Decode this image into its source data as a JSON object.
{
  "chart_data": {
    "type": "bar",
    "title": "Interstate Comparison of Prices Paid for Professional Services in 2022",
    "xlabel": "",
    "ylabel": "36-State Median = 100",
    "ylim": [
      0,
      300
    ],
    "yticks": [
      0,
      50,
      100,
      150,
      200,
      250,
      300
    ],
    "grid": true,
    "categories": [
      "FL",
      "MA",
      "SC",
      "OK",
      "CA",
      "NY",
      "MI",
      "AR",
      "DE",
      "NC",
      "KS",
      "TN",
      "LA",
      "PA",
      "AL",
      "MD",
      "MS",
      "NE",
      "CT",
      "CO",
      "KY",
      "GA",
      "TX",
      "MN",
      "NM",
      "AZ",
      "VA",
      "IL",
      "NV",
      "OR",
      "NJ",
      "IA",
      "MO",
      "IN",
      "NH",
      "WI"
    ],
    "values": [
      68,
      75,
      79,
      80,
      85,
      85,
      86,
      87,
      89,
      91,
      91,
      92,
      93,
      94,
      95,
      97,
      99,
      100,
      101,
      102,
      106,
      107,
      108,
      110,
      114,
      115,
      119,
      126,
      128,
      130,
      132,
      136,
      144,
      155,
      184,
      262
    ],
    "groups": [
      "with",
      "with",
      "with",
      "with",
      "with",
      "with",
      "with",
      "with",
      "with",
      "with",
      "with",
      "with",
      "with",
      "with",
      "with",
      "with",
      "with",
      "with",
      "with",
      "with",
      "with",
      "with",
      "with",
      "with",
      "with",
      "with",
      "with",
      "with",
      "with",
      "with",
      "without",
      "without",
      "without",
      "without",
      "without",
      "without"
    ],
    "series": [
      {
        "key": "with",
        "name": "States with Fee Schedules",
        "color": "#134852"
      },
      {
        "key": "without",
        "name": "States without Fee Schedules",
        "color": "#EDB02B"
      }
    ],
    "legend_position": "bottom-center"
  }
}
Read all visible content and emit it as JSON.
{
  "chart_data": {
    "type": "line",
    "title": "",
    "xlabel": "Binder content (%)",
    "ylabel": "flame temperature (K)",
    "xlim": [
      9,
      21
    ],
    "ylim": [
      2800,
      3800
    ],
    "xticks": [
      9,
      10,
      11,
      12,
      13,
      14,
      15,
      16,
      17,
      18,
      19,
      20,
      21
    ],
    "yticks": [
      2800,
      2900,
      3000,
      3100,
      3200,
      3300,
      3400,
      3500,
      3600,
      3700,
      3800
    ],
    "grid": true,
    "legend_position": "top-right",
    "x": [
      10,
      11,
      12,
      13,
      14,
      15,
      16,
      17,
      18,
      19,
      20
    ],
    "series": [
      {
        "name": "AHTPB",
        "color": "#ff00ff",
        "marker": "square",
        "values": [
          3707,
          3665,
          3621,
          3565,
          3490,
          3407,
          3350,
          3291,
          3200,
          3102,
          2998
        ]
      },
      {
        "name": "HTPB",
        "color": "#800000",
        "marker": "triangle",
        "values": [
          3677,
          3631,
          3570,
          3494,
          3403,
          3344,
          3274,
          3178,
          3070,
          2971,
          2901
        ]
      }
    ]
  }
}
__________________________________________________
* [EXERCISE INSTRUCTIONS] Each entry above is to be set down again in exactly the same words.

* [RESPONSE]
Decode this image into its source data as a JSON object.
{
  "chart_data": {
    "type": "bar",
    "title": "Interstate Comparison of Prices Paid for Professional Services in 2022",
    "xlabel": "",
    "ylabel": "36-State Median = 100",
    "ylim": [
      0,
      300
    ],
    "yticks": [
      0,
      50,
      100,
      150,
      200,
      250,
      300
    ],
    "grid": true,
    "categories": [
      "FL",
      "MA",
      "SC",
      "OK",
      "CA",
      "NY",
      "MI",
      "AR",
      "DE",
      "NC",
      "KS",
      "TN",
      "LA",
      "PA",
      "AL",
      "MD",
      "MS",
      "NE",
      "CT",
      "CO",
      "KY",
      "GA",
      "TX",
      "MN",
      "NM",
      "AZ",
      "VA",
      "IL",
      "NV",
      "OR",
      "NJ",
      "IA",
      "MO",
      "IN",
      "NH",
      "WI"
    ],
    "values": [
      68,
      75,
      79,
      80,
      85,
      85,
      86,
      87,
      89,
      91,
      91,
      92,
      93,
      94,
      95,
      97,
      99,
      100,
      101,
      102,
      106,
      107,
      108,
      110,
      114,
      115,
      119,
      126,
      128,
      130,
      132,
      136,
      144,
      155,
      184,
      262
    ],
    "groups": [
      "with",
      "with",
      "with",
      "with",
      "with",
      "with",
      "with",
      "with",
      "with",
      "with",
      "with",
      "with",
      "with",
      "with",
      "with",
      "with",
      "with",
      "with",
      "with",
      "with",
      "with",
      "with",
      "with",
      "with",
      "with",
      "with",
      "with",
      "with",
      "with",
      "with",
      "without",
      "without",
      "without",
      "without",
      "without",
      "without"
    ],
    "series": [
      {
        "key": "with",
        "name": "States with Fee Schedules",
        "color": "#134852"
      },
      {
        "key": "without",
        "name": "States without Fee Schedules",
        "color": "#EDB02B"
      }
    ],
    "legend_position": "bottom-center"
  }
}
Read all visible content and emit it as JSON.
{
  "chart_data": {
    "type": "line",
    "title": "",
    "xlabel": "Binder content (%)",
    "ylabel": "flame temperature (K)",
    "xlim": [
      9,
      21
    ],
    "ylim": [
      2800,
      3800
    ],
    "xticks": [
      9,
      10,
      11,
      12,
      13,
      14,
      15,
      16,
      17,
      18,
      19,
      20,
      21
    ],
    "yticks": [
      2800,
      2900,
      3000,
      3100,
      3200,
      3300,
      3400,
      3500,
      3600,
      3700,
      3800
    ],
    "grid": true,
    "legend_position": "top-right",
    "x": [
      10,
      11,
      12,
      13,
      14,
      15,
      16,
      17,
      18,
      19,
      20
    ],
    "series": [
      {
        "name": "AHTPB",
        "color": "#ff00ff",
        "marker": "square",
        "values": [
          3707,
          3665,
          3621,
          3565,
          3490,
          3407,
          3350,
          3291,
          3200,
          3102,
          2998
        ]
      },
      {
        "name": "HTPB",
        "color": "#800000",
        "marker": "triangle",
        "values": [
          3677,
          3631,
          3570,
          3494,
          3403,
          3344,
          3274,
          3178,
          3070,
          2971,
          2901
        ]
      }
    ]
  }
}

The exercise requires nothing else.